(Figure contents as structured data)
++++++
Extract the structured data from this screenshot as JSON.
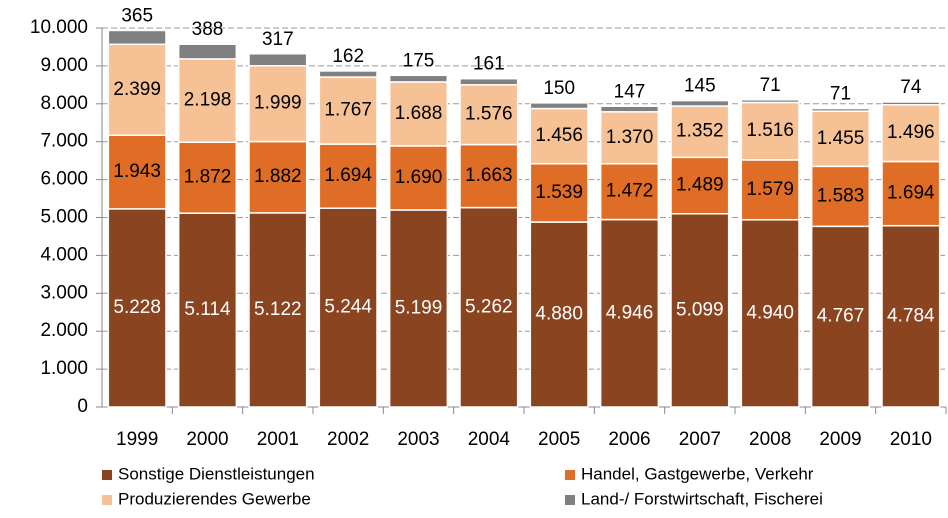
{
  "chart_data": {
    "type": "stacked_bar",
    "categories": [
      "1999",
      "2000",
      "2001",
      "2002",
      "2003",
      "2004",
      "2005",
      "2006",
      "2007",
      "2008",
      "2009",
      "2010"
    ],
    "series": [
      {
        "name": "Sonstige Dienstleistungen",
        "color": "#8b4420",
        "label_color": "#ffffff",
        "values": [
          5228,
          5114,
          5122,
          5244,
          5199,
          5262,
          4880,
          4946,
          5099,
          4940,
          4767,
          4784
        ],
        "value_labels": [
          "5.228",
          "5.114",
          "5.122",
          "5.244",
          "5.199",
          "5.262",
          "4.880",
          "4.946",
          "5.099",
          "4.940",
          "4.767",
          "4.784"
        ]
      },
      {
        "name": "Handel, Gastgewerbe, Verkehr",
        "color": "#df6d26",
        "label_color": "#000000",
        "values": [
          1943,
          1872,
          1882,
          1694,
          1690,
          1663,
          1539,
          1472,
          1489,
          1579,
          1583,
          1694
        ],
        "value_labels": [
          "1.943",
          "1.872",
          "1.882",
          "1.694",
          "1.690",
          "1.663",
          "1.539",
          "1.472",
          "1.489",
          "1.579",
          "1.583",
          "1.694"
        ]
      },
      {
        "name": "Produzierendes Gewerbe",
        "color": "#f6c195",
        "label_color": "#000000",
        "values": [
          2399,
          2198,
          1999,
          1767,
          1688,
          1576,
          1456,
          1370,
          1352,
          1516,
          1455,
          1496
        ],
        "value_labels": [
          "2.399",
          "2.198",
          "1.999",
          "1.767",
          "1.688",
          "1.576",
          "1.456",
          "1.370",
          "1.352",
          "1.516",
          "1.455",
          "1.496"
        ]
      },
      {
        "name": "Land-/ Forstwirtschaft, Fischerei",
        "color": "#808080",
        "label_color": "#000000",
        "label_above": true,
        "values": [
          365,
          388,
          317,
          162,
          175,
          161,
          150,
          147,
          145,
          71,
          71,
          74
        ]
      }
    ],
    "ylim": [
      0,
      10000
    ],
    "yticks": [
      0,
      {
        "value": 1000,
        "label": "1.000"
      },
      {
        "value": 2000,
        "label": "2.000"
      },
      {
        "value": 3000,
        "label": "3.000"
      },
      {
        "value": 4000,
        "label": "4.000"
      },
      {
        "value": 5000,
        "label": "5.000"
      },
      {
        "value": 6000,
        "label": "6.000"
      },
      {
        "value": 7000,
        "label": "7.000"
      },
      {
        "value": 8000,
        "label": "8.000"
      },
      {
        "value": 9000,
        "label": "9.000"
      },
      {
        "value": 10000,
        "label": "10.000"
      }
    ],
    "grid": true,
    "legend": "bottom"
  }
}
++++++
■ Do this ■
Find each line holding "name". Copy it out.

■ Reply to the task ■
        "name": "Sonstige Dienstleistungen",
        "name": "Handel, Gastgewerbe, Verkehr",
        "name": "Produzierendes Gewerbe",
        "name": "Land-/ Forstwirtschaft, Fischerei",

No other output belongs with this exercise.